§ **EXERCISE REQUIREMENTS**
Copy every line that holds "players".

§ **EXCERPTED DATA**
**********
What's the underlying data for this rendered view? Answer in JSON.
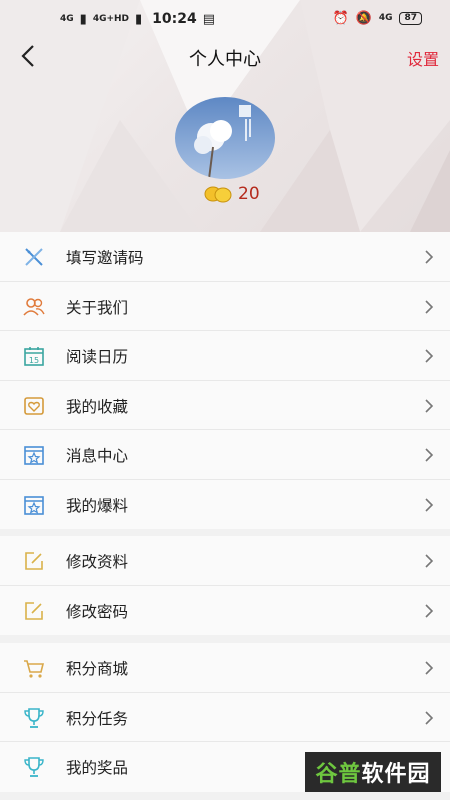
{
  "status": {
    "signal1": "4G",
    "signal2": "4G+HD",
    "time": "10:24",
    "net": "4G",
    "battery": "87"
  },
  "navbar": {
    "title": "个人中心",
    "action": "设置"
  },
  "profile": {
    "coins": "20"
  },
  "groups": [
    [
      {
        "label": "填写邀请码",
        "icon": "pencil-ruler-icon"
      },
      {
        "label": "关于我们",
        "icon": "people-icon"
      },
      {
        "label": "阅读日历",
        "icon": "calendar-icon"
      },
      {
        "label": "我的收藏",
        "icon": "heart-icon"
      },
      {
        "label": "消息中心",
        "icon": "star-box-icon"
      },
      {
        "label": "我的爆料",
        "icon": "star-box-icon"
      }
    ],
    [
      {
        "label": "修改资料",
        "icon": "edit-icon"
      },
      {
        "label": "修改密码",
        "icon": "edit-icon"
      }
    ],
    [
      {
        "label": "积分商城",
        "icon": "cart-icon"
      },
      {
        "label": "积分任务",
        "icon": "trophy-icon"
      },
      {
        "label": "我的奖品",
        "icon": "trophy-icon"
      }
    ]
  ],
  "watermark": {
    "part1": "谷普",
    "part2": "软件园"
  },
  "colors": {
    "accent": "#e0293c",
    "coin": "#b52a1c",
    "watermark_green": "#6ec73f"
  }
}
**********
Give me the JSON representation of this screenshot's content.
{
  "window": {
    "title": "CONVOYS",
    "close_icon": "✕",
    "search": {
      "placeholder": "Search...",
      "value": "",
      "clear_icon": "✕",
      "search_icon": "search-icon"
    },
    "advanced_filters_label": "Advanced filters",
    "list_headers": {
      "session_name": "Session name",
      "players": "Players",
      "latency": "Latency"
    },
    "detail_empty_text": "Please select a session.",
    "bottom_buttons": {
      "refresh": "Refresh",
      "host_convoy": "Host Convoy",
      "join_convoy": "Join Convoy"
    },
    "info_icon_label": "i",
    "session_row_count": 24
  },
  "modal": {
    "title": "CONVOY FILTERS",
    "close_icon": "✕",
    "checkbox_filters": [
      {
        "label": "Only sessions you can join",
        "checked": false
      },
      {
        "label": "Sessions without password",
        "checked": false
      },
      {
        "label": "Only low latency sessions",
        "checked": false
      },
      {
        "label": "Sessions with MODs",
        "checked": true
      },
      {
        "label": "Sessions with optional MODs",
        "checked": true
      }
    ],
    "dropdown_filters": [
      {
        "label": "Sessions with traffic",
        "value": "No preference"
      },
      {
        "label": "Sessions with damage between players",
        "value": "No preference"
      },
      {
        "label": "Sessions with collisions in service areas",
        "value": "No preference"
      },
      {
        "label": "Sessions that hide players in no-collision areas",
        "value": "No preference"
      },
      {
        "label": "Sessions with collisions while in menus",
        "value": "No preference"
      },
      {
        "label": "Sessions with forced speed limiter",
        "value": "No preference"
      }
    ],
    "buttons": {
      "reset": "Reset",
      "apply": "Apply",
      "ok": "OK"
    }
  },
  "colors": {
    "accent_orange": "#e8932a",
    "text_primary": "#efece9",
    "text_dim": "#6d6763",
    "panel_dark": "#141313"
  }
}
**********
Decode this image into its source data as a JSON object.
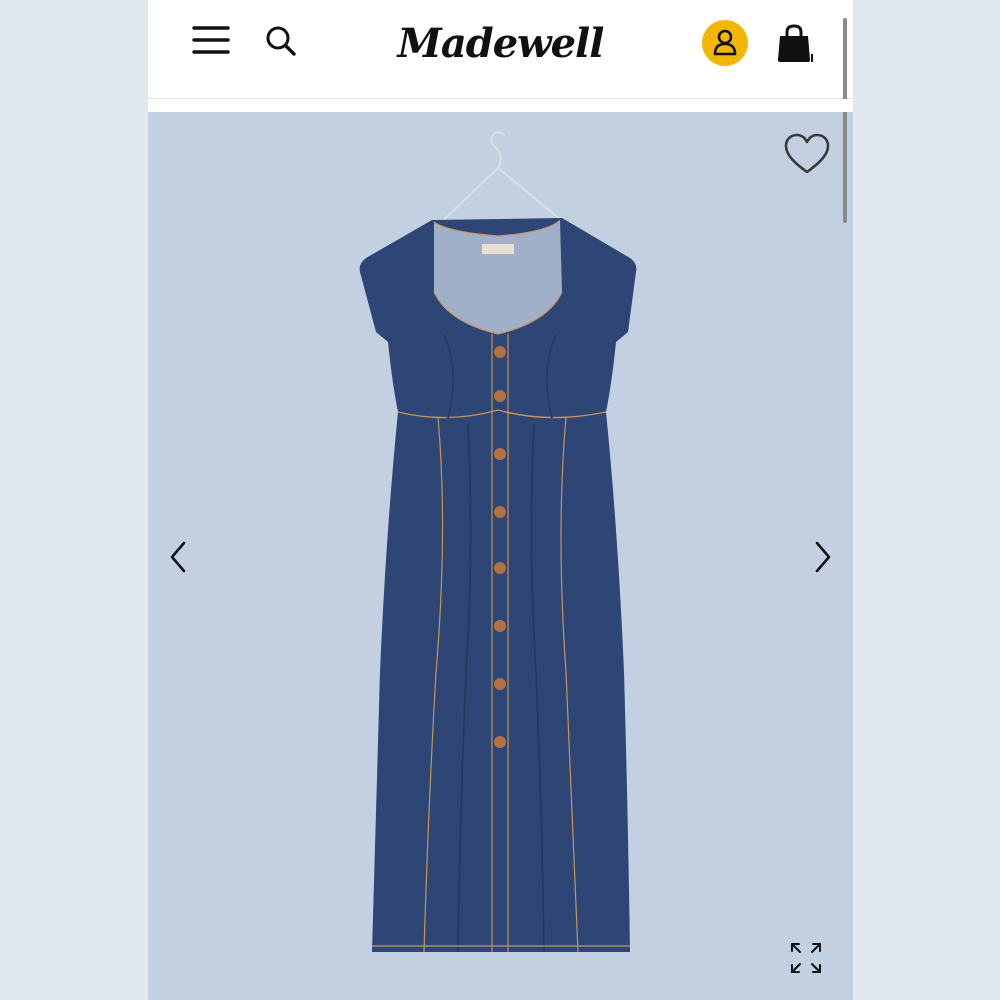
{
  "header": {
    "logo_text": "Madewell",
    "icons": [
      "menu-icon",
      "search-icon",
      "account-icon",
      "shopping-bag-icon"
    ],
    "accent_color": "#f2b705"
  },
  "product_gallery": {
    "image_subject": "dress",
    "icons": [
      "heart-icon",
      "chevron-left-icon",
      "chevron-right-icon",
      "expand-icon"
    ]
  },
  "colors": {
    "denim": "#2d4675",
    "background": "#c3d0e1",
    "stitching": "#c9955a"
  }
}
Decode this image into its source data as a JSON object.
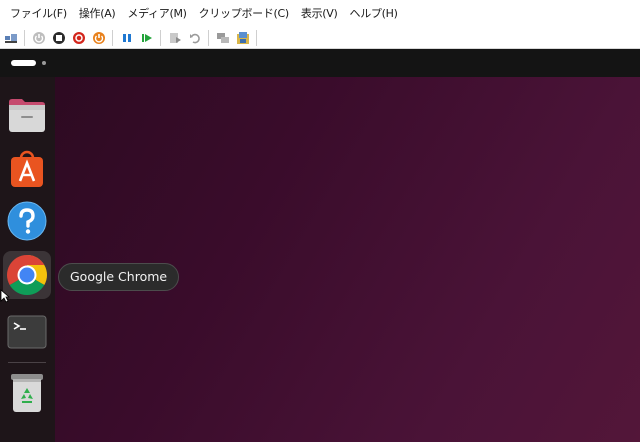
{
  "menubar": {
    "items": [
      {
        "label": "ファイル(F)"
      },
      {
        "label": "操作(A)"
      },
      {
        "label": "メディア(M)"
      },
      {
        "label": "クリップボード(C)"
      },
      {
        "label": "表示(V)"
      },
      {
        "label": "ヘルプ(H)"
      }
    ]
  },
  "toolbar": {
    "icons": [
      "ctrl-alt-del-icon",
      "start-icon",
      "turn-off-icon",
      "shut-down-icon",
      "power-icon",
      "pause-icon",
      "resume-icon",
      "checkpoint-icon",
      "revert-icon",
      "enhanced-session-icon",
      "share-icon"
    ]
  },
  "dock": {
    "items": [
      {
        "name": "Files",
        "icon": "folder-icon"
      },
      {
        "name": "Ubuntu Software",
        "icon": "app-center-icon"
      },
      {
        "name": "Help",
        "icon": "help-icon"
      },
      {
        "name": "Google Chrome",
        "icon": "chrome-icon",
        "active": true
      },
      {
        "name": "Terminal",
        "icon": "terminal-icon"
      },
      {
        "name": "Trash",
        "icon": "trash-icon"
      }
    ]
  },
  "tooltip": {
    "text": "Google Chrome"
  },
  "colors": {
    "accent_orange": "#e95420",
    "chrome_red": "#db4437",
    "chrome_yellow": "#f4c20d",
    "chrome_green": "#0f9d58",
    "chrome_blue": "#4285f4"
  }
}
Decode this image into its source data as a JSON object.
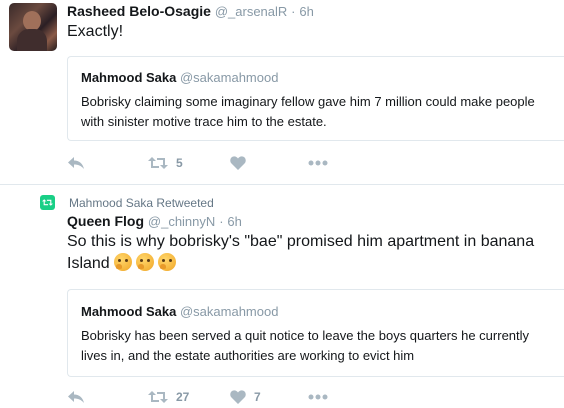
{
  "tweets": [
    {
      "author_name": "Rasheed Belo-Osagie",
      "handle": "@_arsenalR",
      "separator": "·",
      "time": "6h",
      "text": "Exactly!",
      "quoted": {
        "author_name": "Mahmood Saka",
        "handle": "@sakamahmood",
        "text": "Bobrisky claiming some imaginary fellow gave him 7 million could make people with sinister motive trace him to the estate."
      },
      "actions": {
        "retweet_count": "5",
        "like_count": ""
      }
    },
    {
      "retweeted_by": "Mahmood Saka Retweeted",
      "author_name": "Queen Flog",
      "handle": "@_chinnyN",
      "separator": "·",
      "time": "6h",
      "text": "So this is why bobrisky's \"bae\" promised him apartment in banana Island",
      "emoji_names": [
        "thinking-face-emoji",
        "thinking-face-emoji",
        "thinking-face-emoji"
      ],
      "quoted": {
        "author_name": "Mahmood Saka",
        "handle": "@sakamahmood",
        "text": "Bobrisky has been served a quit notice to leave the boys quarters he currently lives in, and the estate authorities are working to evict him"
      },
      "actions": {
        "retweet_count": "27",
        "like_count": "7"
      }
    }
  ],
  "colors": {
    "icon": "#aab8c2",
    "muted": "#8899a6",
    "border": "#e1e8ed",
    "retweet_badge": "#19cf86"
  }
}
**********
§ **SOLUTION BELOW**
      "players": "Players",
        "label": "Sessions with damage between players",
        "label": "Sessions that hide players in no-collision areas",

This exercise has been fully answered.